■ **Input rows**

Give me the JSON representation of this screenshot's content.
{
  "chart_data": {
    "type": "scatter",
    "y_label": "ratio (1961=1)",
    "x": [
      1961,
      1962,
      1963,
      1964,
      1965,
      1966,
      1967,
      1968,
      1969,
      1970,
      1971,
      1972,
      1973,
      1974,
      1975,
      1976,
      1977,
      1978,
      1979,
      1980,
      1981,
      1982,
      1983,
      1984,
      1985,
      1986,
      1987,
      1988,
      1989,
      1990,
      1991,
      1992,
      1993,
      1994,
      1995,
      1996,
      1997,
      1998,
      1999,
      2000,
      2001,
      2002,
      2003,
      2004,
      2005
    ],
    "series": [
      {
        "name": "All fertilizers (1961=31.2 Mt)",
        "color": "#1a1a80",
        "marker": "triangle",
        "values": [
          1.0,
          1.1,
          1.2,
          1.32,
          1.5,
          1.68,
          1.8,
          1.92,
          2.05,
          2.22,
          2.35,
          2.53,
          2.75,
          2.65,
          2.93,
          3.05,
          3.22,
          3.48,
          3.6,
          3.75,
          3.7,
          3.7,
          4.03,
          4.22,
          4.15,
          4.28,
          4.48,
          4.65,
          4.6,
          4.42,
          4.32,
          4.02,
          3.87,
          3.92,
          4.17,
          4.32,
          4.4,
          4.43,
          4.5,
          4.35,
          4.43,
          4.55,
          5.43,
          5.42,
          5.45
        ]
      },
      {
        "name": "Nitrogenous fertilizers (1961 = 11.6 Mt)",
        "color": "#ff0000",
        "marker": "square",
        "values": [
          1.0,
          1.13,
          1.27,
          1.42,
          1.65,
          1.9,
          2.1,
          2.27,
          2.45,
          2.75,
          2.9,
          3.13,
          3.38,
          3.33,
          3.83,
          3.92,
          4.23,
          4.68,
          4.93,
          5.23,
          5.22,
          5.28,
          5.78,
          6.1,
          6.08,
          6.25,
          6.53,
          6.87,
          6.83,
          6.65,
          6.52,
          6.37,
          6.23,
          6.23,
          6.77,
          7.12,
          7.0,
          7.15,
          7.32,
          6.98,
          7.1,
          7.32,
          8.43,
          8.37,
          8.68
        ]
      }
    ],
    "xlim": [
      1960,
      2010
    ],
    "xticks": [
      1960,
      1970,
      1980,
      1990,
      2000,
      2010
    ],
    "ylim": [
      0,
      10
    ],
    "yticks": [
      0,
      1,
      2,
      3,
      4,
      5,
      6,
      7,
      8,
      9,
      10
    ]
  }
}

==

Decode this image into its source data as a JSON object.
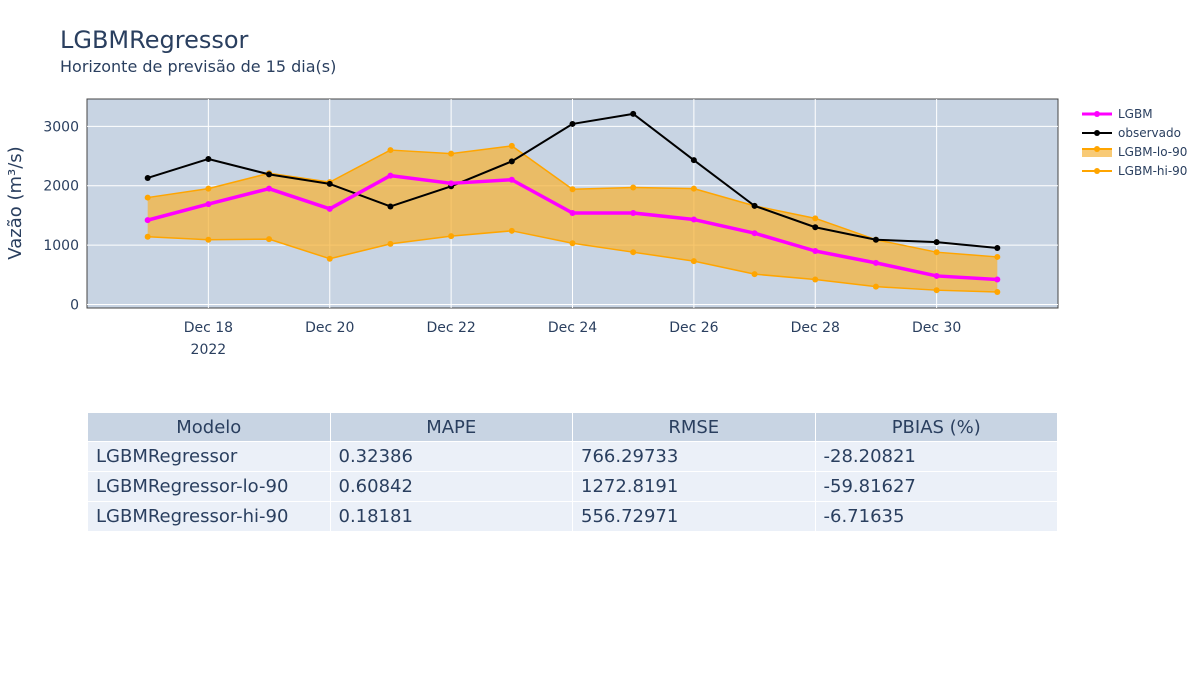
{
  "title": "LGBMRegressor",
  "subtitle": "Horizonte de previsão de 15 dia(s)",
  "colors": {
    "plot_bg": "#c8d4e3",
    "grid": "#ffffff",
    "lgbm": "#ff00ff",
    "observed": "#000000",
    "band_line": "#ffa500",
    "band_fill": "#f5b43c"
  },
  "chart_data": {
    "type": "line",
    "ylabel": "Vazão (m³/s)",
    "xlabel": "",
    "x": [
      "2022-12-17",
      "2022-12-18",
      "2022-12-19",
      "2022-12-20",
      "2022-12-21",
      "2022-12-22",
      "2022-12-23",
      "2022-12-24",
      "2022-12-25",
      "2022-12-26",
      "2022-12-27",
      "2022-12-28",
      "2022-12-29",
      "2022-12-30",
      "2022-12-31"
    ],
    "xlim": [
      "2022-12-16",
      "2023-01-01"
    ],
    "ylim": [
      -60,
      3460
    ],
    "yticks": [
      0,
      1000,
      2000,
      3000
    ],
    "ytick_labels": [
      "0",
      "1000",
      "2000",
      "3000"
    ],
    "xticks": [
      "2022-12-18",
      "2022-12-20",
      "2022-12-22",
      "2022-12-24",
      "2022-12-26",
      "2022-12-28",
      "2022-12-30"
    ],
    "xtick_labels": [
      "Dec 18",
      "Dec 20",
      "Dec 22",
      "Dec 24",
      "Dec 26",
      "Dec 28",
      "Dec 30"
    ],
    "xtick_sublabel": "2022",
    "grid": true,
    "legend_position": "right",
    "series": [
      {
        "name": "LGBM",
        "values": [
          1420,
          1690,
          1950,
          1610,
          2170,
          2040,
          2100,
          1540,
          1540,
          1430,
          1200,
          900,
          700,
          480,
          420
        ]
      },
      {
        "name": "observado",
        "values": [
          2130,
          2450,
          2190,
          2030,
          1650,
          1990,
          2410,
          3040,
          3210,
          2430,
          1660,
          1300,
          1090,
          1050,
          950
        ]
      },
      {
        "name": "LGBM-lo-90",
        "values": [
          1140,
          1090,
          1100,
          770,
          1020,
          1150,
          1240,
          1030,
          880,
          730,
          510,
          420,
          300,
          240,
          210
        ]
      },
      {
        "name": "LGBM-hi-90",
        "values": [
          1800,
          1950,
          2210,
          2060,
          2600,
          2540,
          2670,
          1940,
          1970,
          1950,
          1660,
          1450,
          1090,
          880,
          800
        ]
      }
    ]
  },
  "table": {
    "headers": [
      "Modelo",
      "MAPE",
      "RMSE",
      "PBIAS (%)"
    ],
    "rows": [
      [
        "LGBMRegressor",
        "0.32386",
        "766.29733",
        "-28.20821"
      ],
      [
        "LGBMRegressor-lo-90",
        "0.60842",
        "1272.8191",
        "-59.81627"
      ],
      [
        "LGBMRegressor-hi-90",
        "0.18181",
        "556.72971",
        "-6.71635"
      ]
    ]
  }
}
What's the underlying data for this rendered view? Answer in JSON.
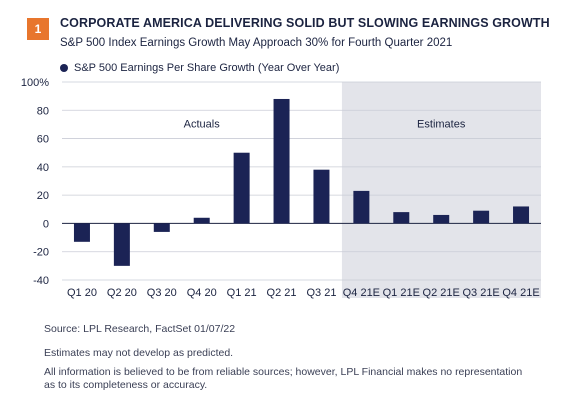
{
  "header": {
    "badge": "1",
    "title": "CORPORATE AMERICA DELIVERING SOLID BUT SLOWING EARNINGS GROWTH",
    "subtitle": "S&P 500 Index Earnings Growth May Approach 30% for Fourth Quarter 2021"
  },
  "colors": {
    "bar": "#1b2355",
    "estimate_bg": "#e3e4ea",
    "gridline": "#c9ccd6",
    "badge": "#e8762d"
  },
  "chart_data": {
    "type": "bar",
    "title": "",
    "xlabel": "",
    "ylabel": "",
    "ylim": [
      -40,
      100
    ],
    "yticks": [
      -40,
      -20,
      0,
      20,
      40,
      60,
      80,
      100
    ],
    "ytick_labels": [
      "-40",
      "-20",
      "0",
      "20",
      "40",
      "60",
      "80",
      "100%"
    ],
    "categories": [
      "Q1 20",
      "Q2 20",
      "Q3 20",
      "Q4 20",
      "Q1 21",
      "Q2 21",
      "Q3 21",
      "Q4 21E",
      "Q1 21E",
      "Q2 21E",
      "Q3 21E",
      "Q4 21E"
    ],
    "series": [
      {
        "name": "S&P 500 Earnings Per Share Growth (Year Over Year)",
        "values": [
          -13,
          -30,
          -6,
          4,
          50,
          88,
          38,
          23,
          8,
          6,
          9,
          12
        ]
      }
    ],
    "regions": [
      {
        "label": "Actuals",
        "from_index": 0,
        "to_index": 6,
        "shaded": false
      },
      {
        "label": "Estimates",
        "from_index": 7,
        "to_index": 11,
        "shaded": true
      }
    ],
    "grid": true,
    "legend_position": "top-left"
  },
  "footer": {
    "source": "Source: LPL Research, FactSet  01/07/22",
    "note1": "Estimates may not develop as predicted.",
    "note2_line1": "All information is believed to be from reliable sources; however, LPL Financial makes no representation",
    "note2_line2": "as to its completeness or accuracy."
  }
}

■ **Prompt**
Write the number of lines containing the word "fertilizers" and nothing besides it.

■ **Exercise answer**
2